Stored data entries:
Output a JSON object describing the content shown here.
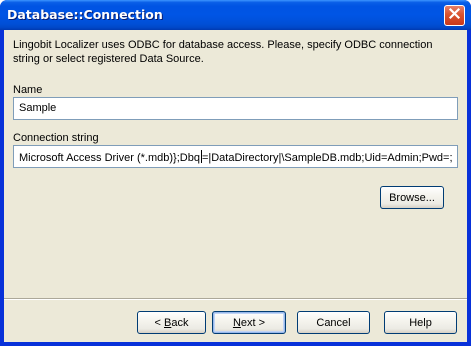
{
  "window": {
    "title": "Database::Connection",
    "close_icon": "close-icon"
  },
  "description": "Lingobit Localizer uses ODBC for database access. Please, specify ODBC connection string or select registered Data Source.",
  "name_field": {
    "label": "Name",
    "value": "Sample"
  },
  "connection_field": {
    "label": "Connection string",
    "value_before_caret": "Microsoft Access Driver (*.mdb)};Dbq",
    "value_after_caret": "=|DataDirectory|\\SampleDB.mdb;Uid=Admin;Pwd=;"
  },
  "buttons": {
    "browse": "Browse...",
    "back_prefix": "< ",
    "back_mnemonic": "B",
    "back_rest": "ack",
    "next_mnemonic": "N",
    "next_rest": "ext >",
    "cancel": "Cancel",
    "help": "Help"
  },
  "colors": {
    "titlebar": "#0054e3",
    "dialog_background": "#ece9d8",
    "close_button": "#d9532f"
  }
}
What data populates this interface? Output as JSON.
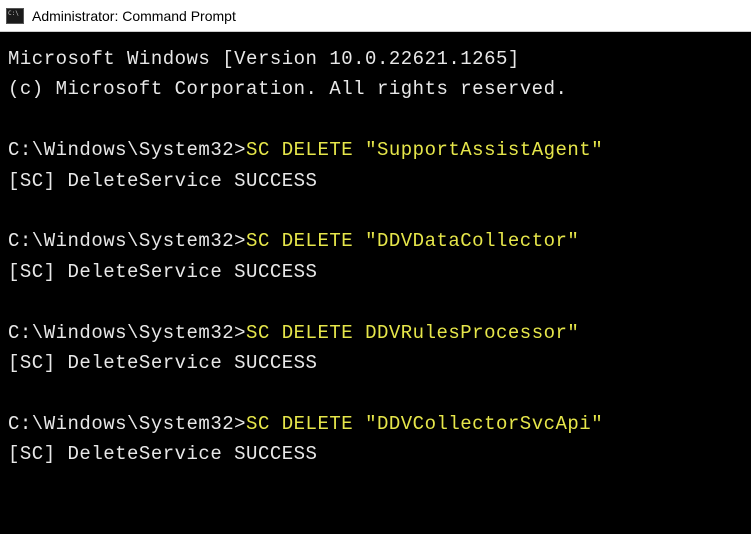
{
  "window": {
    "title": "Administrator: Command Prompt"
  },
  "terminal": {
    "header_line1": "Microsoft Windows [Version 10.0.22621.1265]",
    "header_line2": "(c) Microsoft Corporation. All rights reserved.",
    "prompt": "C:\\Windows\\System32>",
    "entries": [
      {
        "command": "SC DELETE \"SupportAssistAgent\"",
        "result": "[SC] DeleteService SUCCESS"
      },
      {
        "command": "SC DELETE \"DDVDataCollector\"",
        "result": "[SC] DeleteService SUCCESS"
      },
      {
        "command": "SC DELETE DDVRulesProcessor\"",
        "result": "[SC] DeleteService SUCCESS"
      },
      {
        "command": "SC DELETE \"DDVCollectorSvcApi\"",
        "result": "[SC] DeleteService SUCCESS"
      }
    ]
  }
}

### What the task requires
All of the records need repeating exactly, except for the pictures.

### Exercise answer
Output a JSON object describing the content shown here.
{
  "window": {
    "title": "Database::Connection",
    "close_icon": "close-icon"
  },
  "description": "Lingobit Localizer uses ODBC for database access. Please, specify ODBC connection string or select registered Data Source.",
  "name_field": {
    "label": "Name",
    "value": "Sample"
  },
  "connection_field": {
    "label": "Connection string",
    "value_before_caret": "Microsoft Access Driver (*.mdb)};Dbq",
    "value_after_caret": "=|DataDirectory|\\SampleDB.mdb;Uid=Admin;Pwd=;"
  },
  "buttons": {
    "browse": "Browse...",
    "back_prefix": "< ",
    "back_mnemonic": "B",
    "back_rest": "ack",
    "next_mnemonic": "N",
    "next_rest": "ext >",
    "cancel": "Cancel",
    "help": "Help"
  },
  "colors": {
    "titlebar": "#0054e3",
    "dialog_background": "#ece9d8",
    "close_button": "#d9532f"
  }
}
What data populates this interface? Output as JSON.
{
  "window": {
    "title": "Administrator: Command Prompt"
  },
  "terminal": {
    "header_line1": "Microsoft Windows [Version 10.0.22621.1265]",
    "header_line2": "(c) Microsoft Corporation. All rights reserved.",
    "prompt": "C:\\Windows\\System32>",
    "entries": [
      {
        "command": "SC DELETE \"SupportAssistAgent\"",
        "result": "[SC] DeleteService SUCCESS"
      },
      {
        "command": "SC DELETE \"DDVDataCollector\"",
        "result": "[SC] DeleteService SUCCESS"
      },
      {
        "command": "SC DELETE DDVRulesProcessor\"",
        "result": "[SC] DeleteService SUCCESS"
      },
      {
        "command": "SC DELETE \"DDVCollectorSvcApi\"",
        "result": "[SC] DeleteService SUCCESS"
      }
    ]
  }
}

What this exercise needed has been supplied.